● TASK
What is the number of lines in these entries that include "which"? Write that number and no other text.

[Begin RECORDS FOR THIS EXERCISE]

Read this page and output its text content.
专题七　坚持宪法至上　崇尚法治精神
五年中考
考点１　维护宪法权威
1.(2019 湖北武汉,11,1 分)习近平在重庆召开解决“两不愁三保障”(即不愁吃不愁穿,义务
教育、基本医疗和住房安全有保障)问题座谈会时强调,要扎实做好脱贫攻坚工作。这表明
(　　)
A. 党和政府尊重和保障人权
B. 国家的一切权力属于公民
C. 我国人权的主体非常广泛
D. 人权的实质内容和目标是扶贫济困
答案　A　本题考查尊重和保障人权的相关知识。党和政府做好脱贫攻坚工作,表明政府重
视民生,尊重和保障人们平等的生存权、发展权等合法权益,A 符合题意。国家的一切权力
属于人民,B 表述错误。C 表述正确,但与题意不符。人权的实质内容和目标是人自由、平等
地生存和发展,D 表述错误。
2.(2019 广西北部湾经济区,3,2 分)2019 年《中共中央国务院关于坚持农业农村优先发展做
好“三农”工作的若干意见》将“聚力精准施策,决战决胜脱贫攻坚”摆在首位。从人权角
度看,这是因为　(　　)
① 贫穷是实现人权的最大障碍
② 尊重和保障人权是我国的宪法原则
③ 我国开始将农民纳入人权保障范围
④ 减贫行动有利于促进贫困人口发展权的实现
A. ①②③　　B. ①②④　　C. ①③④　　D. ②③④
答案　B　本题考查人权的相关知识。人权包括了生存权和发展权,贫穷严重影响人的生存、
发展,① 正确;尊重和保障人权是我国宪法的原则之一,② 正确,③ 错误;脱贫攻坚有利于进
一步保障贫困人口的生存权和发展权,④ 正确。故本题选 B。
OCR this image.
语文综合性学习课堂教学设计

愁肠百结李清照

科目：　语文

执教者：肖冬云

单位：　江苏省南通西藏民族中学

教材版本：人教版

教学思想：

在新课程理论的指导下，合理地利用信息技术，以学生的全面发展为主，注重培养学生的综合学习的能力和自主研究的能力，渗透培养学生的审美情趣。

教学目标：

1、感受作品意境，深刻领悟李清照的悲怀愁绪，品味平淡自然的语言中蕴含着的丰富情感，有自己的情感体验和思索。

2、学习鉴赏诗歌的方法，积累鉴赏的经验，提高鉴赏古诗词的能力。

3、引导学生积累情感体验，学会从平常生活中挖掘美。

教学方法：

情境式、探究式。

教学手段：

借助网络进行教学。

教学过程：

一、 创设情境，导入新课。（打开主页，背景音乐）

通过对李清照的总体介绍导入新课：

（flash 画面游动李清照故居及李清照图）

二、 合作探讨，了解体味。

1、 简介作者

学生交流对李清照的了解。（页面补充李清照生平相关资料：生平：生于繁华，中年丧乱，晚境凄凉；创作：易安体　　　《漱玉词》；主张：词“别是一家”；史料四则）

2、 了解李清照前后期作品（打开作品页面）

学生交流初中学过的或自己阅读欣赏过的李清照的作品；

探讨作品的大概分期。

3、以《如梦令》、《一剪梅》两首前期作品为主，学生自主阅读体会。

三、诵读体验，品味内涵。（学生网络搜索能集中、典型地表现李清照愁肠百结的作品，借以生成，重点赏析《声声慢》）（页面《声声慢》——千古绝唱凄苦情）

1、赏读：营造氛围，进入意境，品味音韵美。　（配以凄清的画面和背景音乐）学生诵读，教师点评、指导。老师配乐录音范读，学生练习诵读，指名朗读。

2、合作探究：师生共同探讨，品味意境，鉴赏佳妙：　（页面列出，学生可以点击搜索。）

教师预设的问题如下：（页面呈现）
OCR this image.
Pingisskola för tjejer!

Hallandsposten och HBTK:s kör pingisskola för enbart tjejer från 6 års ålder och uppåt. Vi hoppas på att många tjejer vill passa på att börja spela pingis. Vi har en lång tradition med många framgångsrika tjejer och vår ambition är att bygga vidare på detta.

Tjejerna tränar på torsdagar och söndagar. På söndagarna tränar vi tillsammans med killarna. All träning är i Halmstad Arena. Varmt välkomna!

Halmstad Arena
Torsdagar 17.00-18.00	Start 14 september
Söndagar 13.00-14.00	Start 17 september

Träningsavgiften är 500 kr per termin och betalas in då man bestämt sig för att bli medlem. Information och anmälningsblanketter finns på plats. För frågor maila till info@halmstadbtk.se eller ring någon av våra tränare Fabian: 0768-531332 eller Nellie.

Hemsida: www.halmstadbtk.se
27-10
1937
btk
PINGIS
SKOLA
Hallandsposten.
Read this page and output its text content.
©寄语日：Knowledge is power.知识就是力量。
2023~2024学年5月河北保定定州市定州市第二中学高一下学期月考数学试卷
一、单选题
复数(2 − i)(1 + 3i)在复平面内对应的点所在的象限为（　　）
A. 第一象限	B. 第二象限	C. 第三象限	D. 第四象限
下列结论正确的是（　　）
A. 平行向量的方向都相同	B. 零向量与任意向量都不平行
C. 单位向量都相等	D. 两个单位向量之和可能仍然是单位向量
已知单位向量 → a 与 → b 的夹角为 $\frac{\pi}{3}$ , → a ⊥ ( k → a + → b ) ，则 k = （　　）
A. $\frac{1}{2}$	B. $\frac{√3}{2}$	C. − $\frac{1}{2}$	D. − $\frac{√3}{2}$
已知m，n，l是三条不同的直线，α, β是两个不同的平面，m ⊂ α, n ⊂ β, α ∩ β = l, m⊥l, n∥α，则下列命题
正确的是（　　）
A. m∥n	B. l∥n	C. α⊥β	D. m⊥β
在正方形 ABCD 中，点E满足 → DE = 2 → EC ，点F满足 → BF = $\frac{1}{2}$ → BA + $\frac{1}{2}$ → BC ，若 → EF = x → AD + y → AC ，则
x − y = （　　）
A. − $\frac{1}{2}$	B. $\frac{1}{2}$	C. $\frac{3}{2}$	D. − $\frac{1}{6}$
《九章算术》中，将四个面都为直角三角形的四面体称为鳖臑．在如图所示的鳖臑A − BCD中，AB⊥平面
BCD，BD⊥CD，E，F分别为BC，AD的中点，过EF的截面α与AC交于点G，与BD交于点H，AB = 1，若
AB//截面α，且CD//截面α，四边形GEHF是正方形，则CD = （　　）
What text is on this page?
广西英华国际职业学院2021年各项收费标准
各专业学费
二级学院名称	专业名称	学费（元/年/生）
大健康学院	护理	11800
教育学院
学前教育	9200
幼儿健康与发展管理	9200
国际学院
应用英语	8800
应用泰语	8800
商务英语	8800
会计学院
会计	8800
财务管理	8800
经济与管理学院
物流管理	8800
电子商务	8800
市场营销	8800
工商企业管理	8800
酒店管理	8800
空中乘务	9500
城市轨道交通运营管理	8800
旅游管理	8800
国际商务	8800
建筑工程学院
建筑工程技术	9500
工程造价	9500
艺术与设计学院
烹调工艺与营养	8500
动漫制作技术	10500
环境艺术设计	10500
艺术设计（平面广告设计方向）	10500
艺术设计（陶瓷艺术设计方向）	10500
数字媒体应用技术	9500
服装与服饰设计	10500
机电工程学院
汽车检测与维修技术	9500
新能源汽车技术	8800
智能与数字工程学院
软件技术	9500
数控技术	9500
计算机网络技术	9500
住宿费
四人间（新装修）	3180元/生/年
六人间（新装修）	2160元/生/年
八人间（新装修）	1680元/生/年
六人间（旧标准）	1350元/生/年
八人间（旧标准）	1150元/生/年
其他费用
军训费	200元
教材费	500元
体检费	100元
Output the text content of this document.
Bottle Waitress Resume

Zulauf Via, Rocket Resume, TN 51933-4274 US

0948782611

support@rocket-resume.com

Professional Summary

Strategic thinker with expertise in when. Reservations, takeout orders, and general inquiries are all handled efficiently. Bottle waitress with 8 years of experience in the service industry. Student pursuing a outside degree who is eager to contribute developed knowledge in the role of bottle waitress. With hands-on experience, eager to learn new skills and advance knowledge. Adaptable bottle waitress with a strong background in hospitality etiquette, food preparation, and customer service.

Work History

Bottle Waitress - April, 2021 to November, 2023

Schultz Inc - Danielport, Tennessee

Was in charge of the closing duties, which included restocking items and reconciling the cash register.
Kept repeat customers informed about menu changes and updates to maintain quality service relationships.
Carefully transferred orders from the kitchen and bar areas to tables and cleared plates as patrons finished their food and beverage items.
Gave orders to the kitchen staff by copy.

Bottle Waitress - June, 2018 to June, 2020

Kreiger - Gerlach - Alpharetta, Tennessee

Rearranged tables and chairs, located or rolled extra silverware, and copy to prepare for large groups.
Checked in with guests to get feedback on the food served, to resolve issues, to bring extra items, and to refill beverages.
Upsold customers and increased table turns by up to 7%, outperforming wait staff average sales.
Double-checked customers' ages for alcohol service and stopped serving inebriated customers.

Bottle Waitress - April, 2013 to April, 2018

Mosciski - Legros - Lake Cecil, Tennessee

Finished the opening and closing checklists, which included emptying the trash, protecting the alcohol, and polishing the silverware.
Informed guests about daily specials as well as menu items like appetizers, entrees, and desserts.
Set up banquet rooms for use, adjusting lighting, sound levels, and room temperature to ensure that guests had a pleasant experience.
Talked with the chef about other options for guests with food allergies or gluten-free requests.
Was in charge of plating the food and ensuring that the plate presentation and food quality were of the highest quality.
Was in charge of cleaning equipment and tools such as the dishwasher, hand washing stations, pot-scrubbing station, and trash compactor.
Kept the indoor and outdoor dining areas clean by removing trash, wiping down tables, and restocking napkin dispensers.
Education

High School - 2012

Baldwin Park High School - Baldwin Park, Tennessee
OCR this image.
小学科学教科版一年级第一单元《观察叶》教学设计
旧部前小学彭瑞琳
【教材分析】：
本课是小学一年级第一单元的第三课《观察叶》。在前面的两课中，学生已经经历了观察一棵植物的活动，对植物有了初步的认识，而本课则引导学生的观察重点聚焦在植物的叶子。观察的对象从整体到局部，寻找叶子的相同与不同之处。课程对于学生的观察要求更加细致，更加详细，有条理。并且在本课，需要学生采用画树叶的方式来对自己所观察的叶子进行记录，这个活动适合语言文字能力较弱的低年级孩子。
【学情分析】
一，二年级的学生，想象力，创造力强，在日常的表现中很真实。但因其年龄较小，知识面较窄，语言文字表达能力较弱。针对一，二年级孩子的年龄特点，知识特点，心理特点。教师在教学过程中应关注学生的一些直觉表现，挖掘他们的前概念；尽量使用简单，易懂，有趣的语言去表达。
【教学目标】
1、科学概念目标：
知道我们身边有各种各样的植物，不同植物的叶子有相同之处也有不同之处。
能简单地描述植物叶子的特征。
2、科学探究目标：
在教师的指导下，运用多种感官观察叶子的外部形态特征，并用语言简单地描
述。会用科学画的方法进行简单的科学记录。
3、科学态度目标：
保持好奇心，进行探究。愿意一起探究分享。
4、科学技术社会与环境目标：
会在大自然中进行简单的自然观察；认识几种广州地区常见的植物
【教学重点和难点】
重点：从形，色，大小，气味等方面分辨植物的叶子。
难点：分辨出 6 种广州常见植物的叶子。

[End RECORDS FOR THIS EXERCISE]

● ANSWER
2